[Figure content listings]
[start]
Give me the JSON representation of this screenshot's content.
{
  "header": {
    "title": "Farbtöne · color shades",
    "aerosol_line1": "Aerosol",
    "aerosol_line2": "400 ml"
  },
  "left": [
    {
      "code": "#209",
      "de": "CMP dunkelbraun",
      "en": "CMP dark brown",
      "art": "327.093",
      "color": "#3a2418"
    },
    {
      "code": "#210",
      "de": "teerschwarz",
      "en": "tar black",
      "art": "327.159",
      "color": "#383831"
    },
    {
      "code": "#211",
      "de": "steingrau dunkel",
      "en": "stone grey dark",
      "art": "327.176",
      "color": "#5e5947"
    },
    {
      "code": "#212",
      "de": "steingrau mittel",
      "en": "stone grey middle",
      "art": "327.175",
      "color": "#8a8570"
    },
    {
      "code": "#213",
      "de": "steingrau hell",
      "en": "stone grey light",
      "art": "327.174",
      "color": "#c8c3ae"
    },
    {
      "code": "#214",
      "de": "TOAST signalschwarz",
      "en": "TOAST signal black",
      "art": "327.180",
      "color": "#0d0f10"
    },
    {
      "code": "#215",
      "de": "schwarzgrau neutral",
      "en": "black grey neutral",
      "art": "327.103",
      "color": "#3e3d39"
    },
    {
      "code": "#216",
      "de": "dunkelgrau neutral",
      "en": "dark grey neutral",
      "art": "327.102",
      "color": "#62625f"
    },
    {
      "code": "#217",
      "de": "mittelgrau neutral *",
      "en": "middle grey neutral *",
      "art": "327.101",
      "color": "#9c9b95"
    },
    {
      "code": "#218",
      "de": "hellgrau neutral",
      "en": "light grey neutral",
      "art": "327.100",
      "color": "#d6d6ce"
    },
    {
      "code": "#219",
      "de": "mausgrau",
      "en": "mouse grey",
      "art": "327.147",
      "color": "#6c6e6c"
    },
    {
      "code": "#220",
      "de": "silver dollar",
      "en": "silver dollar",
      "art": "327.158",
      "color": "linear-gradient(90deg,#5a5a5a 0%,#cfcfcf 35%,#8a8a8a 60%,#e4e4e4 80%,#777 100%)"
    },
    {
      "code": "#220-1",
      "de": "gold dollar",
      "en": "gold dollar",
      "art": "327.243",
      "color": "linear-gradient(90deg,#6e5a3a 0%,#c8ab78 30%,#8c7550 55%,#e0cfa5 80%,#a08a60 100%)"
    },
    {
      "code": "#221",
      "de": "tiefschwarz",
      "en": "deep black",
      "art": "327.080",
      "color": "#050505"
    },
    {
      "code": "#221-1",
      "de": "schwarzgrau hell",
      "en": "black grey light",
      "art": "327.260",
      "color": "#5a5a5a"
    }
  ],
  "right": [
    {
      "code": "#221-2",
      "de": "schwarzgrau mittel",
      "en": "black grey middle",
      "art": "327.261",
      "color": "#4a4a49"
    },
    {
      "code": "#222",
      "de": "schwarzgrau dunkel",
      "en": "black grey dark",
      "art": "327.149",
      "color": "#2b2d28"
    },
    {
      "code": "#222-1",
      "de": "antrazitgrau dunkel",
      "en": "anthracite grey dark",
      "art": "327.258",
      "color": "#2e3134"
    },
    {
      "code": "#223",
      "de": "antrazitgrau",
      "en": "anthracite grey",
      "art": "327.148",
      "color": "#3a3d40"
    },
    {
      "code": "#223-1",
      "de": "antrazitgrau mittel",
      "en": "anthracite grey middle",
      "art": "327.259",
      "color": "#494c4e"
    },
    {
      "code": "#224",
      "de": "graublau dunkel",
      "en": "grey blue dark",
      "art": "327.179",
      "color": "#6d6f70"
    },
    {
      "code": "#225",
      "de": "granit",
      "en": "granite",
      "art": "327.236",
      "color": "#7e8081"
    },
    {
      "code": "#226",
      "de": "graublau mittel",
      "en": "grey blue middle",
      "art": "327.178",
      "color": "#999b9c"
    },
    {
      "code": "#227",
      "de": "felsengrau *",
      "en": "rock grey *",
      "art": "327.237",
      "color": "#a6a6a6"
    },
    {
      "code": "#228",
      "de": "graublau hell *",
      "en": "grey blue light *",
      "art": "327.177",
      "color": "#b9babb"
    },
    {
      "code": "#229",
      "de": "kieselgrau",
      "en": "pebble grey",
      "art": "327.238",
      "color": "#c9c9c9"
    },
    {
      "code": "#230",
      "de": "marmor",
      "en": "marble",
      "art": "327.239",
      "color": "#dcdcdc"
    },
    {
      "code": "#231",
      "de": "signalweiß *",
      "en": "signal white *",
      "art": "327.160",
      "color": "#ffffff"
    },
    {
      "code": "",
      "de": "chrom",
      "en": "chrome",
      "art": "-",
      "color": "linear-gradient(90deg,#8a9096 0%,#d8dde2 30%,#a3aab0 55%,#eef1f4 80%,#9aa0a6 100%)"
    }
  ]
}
[end]
[Set exercise] Print the whole listing exactly as it is.

[Response]
Give me the JSON representation of this screenshot's content.
{
  "header": {
    "title": "Farbtöne · color shades",
    "aerosol_line1": "Aerosol",
    "aerosol_line2": "400 ml"
  },
  "left": [
    {
      "code": "#209",
      "de": "CMP dunkelbraun",
      "en": "CMP dark brown",
      "art": "327.093",
      "color": "#3a2418"
    },
    {
      "code": "#210",
      "de": "teerschwarz",
      "en": "tar black",
      "art": "327.159",
      "color": "#383831"
    },
    {
      "code": "#211",
      "de": "steingrau dunkel",
      "en": "stone grey dark",
      "art": "327.176",
      "color": "#5e5947"
    },
    {
      "code": "#212",
      "de": "steingrau mittel",
      "en": "stone grey middle",
      "art": "327.175",
      "color": "#8a8570"
    },
    {
      "code": "#213",
      "de": "steingrau hell",
      "en": "stone grey light",
      "art": "327.174",
      "color": "#c8c3ae"
    },
    {
      "code": "#214",
      "de": "TOAST signalschwarz",
      "en": "TOAST signal black",
      "art": "327.180",
      "color": "#0d0f10"
    },
    {
      "code": "#215",
      "de": "schwarzgrau neutral",
      "en": "black grey neutral",
      "art": "327.103",
      "color": "#3e3d39"
    },
    {
      "code": "#216",
      "de": "dunkelgrau neutral",
      "en": "dark grey neutral",
      "art": "327.102",
      "color": "#62625f"
    },
    {
      "code": "#217",
      "de": "mittelgrau neutral *",
      "en": "middle grey neutral *",
      "art": "327.101",
      "color": "#9c9b95"
    },
    {
      "code": "#218",
      "de": "hellgrau neutral",
      "en": "light grey neutral",
      "art": "327.100",
      "color": "#d6d6ce"
    },
    {
      "code": "#219",
      "de": "mausgrau",
      "en": "mouse grey",
      "art": "327.147",
      "color": "#6c6e6c"
    },
    {
      "code": "#220",
      "de": "silver dollar",
      "en": "silver dollar",
      "art": "327.158",
      "color": "linear-gradient(90deg,#5a5a5a 0%,#cfcfcf 35%,#8a8a8a 60%,#e4e4e4 80%,#777 100%)"
    },
    {
      "code": "#220-1",
      "de": "gold dollar",
      "en": "gold dollar",
      "art": "327.243",
      "color": "linear-gradient(90deg,#6e5a3a 0%,#c8ab78 30%,#8c7550 55%,#e0cfa5 80%,#a08a60 100%)"
    },
    {
      "code": "#221",
      "de": "tiefschwarz",
      "en": "deep black",
      "art": "327.080",
      "color": "#050505"
    },
    {
      "code": "#221-1",
      "de": "schwarzgrau hell",
      "en": "black grey light",
      "art": "327.260",
      "color": "#5a5a5a"
    }
  ],
  "right": [
    {
      "code": "#221-2",
      "de": "schwarzgrau mittel",
      "en": "black grey middle",
      "art": "327.261",
      "color": "#4a4a49"
    },
    {
      "code": "#222",
      "de": "schwarzgrau dunkel",
      "en": "black grey dark",
      "art": "327.149",
      "color": "#2b2d28"
    },
    {
      "code": "#222-1",
      "de": "antrazitgrau dunkel",
      "en": "anthracite grey dark",
      "art": "327.258",
      "color": "#2e3134"
    },
    {
      "code": "#223",
      "de": "antrazitgrau",
      "en": "anthracite grey",
      "art": "327.148",
      "color": "#3a3d40"
    },
    {
      "code": "#223-1",
      "de": "antrazitgrau mittel",
      "en": "anthracite grey middle",
      "art": "327.259",
      "color": "#494c4e"
    },
    {
      "code": "#224",
      "de": "graublau dunkel",
      "en": "grey blue dark",
      "art": "327.179",
      "color": "#6d6f70"
    },
    {
      "code": "#225",
      "de": "granit",
      "en": "granite",
      "art": "327.236",
      "color": "#7e8081"
    },
    {
      "code": "#226",
      "de": "graublau mittel",
      "en": "grey blue middle",
      "art": "327.178",
      "color": "#999b9c"
    },
    {
      "code": "#227",
      "de": "felsengrau *",
      "en": "rock grey *",
      "art": "327.237",
      "color": "#a6a6a6"
    },
    {
      "code": "#228",
      "de": "graublau hell *",
      "en": "grey blue light *",
      "art": "327.177",
      "color": "#b9babb"
    },
    {
      "code": "#229",
      "de": "kieselgrau",
      "en": "pebble grey",
      "art": "327.238",
      "color": "#c9c9c9"
    },
    {
      "code": "#230",
      "de": "marmor",
      "en": "marble",
      "art": "327.239",
      "color": "#dcdcdc"
    },
    {
      "code": "#231",
      "de": "signalweiß *",
      "en": "signal white *",
      "art": "327.160",
      "color": "#ffffff"
    },
    {
      "code": "",
      "de": "chrom",
      "en": "chrome",
      "art": "-",
      "color": "linear-gradient(90deg,#8a9096 0%,#d8dde2 30%,#a3aab0 55%,#eef1f4 80%,#9aa0a6 100%)"
    }
  ]
}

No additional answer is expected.